To do: Would you retype all of these records exactly?

----

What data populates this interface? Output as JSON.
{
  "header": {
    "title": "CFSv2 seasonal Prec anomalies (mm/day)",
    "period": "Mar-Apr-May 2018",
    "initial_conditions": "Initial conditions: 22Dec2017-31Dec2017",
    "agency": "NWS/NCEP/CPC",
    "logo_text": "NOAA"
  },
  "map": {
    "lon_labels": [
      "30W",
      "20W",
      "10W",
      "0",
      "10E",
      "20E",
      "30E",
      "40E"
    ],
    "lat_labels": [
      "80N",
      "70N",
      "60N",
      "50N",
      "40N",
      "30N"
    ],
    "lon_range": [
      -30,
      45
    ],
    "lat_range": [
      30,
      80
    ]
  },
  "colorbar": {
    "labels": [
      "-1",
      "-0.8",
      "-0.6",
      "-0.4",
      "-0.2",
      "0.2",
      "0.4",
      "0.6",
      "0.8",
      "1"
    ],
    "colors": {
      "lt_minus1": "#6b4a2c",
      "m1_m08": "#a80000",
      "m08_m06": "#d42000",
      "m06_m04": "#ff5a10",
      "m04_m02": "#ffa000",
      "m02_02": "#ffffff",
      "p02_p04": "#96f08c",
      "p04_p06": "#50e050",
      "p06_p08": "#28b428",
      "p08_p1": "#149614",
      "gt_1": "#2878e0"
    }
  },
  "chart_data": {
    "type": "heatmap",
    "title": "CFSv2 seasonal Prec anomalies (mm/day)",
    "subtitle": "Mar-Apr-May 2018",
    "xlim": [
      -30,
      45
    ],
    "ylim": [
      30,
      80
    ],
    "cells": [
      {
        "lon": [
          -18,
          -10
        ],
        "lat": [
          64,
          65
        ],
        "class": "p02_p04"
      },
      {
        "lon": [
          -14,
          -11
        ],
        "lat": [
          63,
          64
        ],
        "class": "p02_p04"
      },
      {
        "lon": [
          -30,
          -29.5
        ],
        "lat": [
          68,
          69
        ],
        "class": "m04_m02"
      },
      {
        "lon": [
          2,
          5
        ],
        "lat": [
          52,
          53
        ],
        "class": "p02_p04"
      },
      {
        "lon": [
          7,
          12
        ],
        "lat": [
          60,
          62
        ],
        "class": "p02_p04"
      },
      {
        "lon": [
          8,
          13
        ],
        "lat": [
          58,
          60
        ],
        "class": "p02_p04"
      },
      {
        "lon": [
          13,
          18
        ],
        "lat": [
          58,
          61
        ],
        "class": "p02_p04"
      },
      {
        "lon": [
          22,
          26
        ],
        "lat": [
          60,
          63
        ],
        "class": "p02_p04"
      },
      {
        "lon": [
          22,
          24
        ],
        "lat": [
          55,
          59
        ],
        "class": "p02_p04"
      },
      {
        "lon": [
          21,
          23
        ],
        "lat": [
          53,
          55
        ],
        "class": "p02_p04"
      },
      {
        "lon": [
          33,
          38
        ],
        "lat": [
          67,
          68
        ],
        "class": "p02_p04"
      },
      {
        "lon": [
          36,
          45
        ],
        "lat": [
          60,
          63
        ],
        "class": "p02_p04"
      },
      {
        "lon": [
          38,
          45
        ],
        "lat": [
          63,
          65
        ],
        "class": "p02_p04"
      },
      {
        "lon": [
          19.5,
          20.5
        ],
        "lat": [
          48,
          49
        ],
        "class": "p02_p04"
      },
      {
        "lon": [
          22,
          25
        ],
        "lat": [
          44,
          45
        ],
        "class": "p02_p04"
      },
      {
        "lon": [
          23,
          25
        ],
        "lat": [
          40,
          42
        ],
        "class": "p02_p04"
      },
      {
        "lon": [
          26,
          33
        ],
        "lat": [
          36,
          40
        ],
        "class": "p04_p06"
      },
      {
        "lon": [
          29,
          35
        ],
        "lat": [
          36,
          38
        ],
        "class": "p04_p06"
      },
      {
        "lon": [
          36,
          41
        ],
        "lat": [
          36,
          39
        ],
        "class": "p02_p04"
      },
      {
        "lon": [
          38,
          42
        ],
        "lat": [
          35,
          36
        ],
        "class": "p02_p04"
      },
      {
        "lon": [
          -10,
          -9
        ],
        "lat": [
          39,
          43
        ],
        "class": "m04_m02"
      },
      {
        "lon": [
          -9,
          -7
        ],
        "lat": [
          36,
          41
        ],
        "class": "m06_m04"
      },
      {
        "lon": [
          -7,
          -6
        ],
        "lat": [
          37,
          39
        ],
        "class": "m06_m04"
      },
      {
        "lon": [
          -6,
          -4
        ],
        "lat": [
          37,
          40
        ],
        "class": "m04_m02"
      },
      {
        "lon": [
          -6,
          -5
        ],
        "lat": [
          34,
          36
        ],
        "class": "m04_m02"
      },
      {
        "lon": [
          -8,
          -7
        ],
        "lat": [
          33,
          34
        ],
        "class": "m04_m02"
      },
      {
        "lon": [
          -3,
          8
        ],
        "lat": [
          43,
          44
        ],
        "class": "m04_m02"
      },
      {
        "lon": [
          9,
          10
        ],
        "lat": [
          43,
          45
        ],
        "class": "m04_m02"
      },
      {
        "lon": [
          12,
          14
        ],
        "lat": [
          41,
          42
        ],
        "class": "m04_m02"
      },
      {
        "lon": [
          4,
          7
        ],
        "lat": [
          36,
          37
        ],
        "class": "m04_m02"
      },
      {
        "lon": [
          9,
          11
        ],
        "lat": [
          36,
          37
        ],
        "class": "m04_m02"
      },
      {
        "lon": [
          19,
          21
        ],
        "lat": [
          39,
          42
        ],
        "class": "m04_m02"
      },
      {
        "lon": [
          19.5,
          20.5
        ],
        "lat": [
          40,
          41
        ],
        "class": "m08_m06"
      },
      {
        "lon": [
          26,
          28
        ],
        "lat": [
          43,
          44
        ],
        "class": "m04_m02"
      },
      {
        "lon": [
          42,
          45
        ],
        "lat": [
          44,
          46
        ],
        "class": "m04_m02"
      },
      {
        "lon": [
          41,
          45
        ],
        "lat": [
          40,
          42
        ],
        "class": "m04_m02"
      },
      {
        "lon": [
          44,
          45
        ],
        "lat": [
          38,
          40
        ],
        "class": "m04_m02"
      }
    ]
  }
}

----

Solution:
What data populates this interface? Output as JSON.
{
  "header": {
    "title": "CFSv2 seasonal Prec anomalies (mm/day)",
    "period": "Mar-Apr-May 2018",
    "initial_conditions": "Initial conditions: 22Dec2017-31Dec2017",
    "agency": "NWS/NCEP/CPC",
    "logo_text": "NOAA"
  },
  "map": {
    "lon_labels": [
      "30W",
      "20W",
      "10W",
      "0",
      "10E",
      "20E",
      "30E",
      "40E"
    ],
    "lat_labels": [
      "80N",
      "70N",
      "60N",
      "50N",
      "40N",
      "30N"
    ],
    "lon_range": [
      -30,
      45
    ],
    "lat_range": [
      30,
      80
    ]
  },
  "colorbar": {
    "labels": [
      "-1",
      "-0.8",
      "-0.6",
      "-0.4",
      "-0.2",
      "0.2",
      "0.4",
      "0.6",
      "0.8",
      "1"
    ],
    "colors": {
      "lt_minus1": "#6b4a2c",
      "m1_m08": "#a80000",
      "m08_m06": "#d42000",
      "m06_m04": "#ff5a10",
      "m04_m02": "#ffa000",
      "m02_02": "#ffffff",
      "p02_p04": "#96f08c",
      "p04_p06": "#50e050",
      "p06_p08": "#28b428",
      "p08_p1": "#149614",
      "gt_1": "#2878e0"
    }
  },
  "chart_data": {
    "type": "heatmap",
    "title": "CFSv2 seasonal Prec anomalies (mm/day)",
    "subtitle": "Mar-Apr-May 2018",
    "xlim": [
      -30,
      45
    ],
    "ylim": [
      30,
      80
    ],
    "cells": [
      {
        "lon": [
          -18,
          -10
        ],
        "lat": [
          64,
          65
        ],
        "class": "p02_p04"
      },
      {
        "lon": [
          -14,
          -11
        ],
        "lat": [
          63,
          64
        ],
        "class": "p02_p04"
      },
      {
        "lon": [
          -30,
          -29.5
        ],
        "lat": [
          68,
          69
        ],
        "class": "m04_m02"
      },
      {
        "lon": [
          2,
          5
        ],
        "lat": [
          52,
          53
        ],
        "class": "p02_p04"
      },
      {
        "lon": [
          7,
          12
        ],
        "lat": [
          60,
          62
        ],
        "class": "p02_p04"
      },
      {
        "lon": [
          8,
          13
        ],
        "lat": [
          58,
          60
        ],
        "class": "p02_p04"
      },
      {
        "lon": [
          13,
          18
        ],
        "lat": [
          58,
          61
        ],
        "class": "p02_p04"
      },
      {
        "lon": [
          22,
          26
        ],
        "lat": [
          60,
          63
        ],
        "class": "p02_p04"
      },
      {
        "lon": [
          22,
          24
        ],
        "lat": [
          55,
          59
        ],
        "class": "p02_p04"
      },
      {
        "lon": [
          21,
          23
        ],
        "lat": [
          53,
          55
        ],
        "class": "p02_p04"
      },
      {
        "lon": [
          33,
          38
        ],
        "lat": [
          67,
          68
        ],
        "class": "p02_p04"
      },
      {
        "lon": [
          36,
          45
        ],
        "lat": [
          60,
          63
        ],
        "class": "p02_p04"
      },
      {
        "lon": [
          38,
          45
        ],
        "lat": [
          63,
          65
        ],
        "class": "p02_p04"
      },
      {
        "lon": [
          19.5,
          20.5
        ],
        "lat": [
          48,
          49
        ],
        "class": "p02_p04"
      },
      {
        "lon": [
          22,
          25
        ],
        "lat": [
          44,
          45
        ],
        "class": "p02_p04"
      },
      {
        "lon": [
          23,
          25
        ],
        "lat": [
          40,
          42
        ],
        "class": "p02_p04"
      },
      {
        "lon": [
          26,
          33
        ],
        "lat": [
          36,
          40
        ],
        "class": "p04_p06"
      },
      {
        "lon": [
          29,
          35
        ],
        "lat": [
          36,
          38
        ],
        "class": "p04_p06"
      },
      {
        "lon": [
          36,
          41
        ],
        "lat": [
          36,
          39
        ],
        "class": "p02_p04"
      },
      {
        "lon": [
          38,
          42
        ],
        "lat": [
          35,
          36
        ],
        "class": "p02_p04"
      },
      {
        "lon": [
          -10,
          -9
        ],
        "lat": [
          39,
          43
        ],
        "class": "m04_m02"
      },
      {
        "lon": [
          -9,
          -7
        ],
        "lat": [
          36,
          41
        ],
        "class": "m06_m04"
      },
      {
        "lon": [
          -7,
          -6
        ],
        "lat": [
          37,
          39
        ],
        "class": "m06_m04"
      },
      {
        "lon": [
          -6,
          -4
        ],
        "lat": [
          37,
          40
        ],
        "class": "m04_m02"
      },
      {
        "lon": [
          -6,
          -5
        ],
        "lat": [
          34,
          36
        ],
        "class": "m04_m02"
      },
      {
        "lon": [
          -8,
          -7
        ],
        "lat": [
          33,
          34
        ],
        "class": "m04_m02"
      },
      {
        "lon": [
          -3,
          8
        ],
        "lat": [
          43,
          44
        ],
        "class": "m04_m02"
      },
      {
        "lon": [
          9,
          10
        ],
        "lat": [
          43,
          45
        ],
        "class": "m04_m02"
      },
      {
        "lon": [
          12,
          14
        ],
        "lat": [
          41,
          42
        ],
        "class": "m04_m02"
      },
      {
        "lon": [
          4,
          7
        ],
        "lat": [
          36,
          37
        ],
        "class": "m04_m02"
      },
      {
        "lon": [
          9,
          11
        ],
        "lat": [
          36,
          37
        ],
        "class": "m04_m02"
      },
      {
        "lon": [
          19,
          21
        ],
        "lat": [
          39,
          42
        ],
        "class": "m04_m02"
      },
      {
        "lon": [
          19.5,
          20.5
        ],
        "lat": [
          40,
          41
        ],
        "class": "m08_m06"
      },
      {
        "lon": [
          26,
          28
        ],
        "lat": [
          43,
          44
        ],
        "class": "m04_m02"
      },
      {
        "lon": [
          42,
          45
        ],
        "lat": [
          44,
          46
        ],
        "class": "m04_m02"
      },
      {
        "lon": [
          41,
          45
        ],
        "lat": [
          40,
          42
        ],
        "class": "m04_m02"
      },
      {
        "lon": [
          44,
          45
        ],
        "lat": [
          38,
          40
        ],
        "class": "m04_m02"
      }
    ]
  }
}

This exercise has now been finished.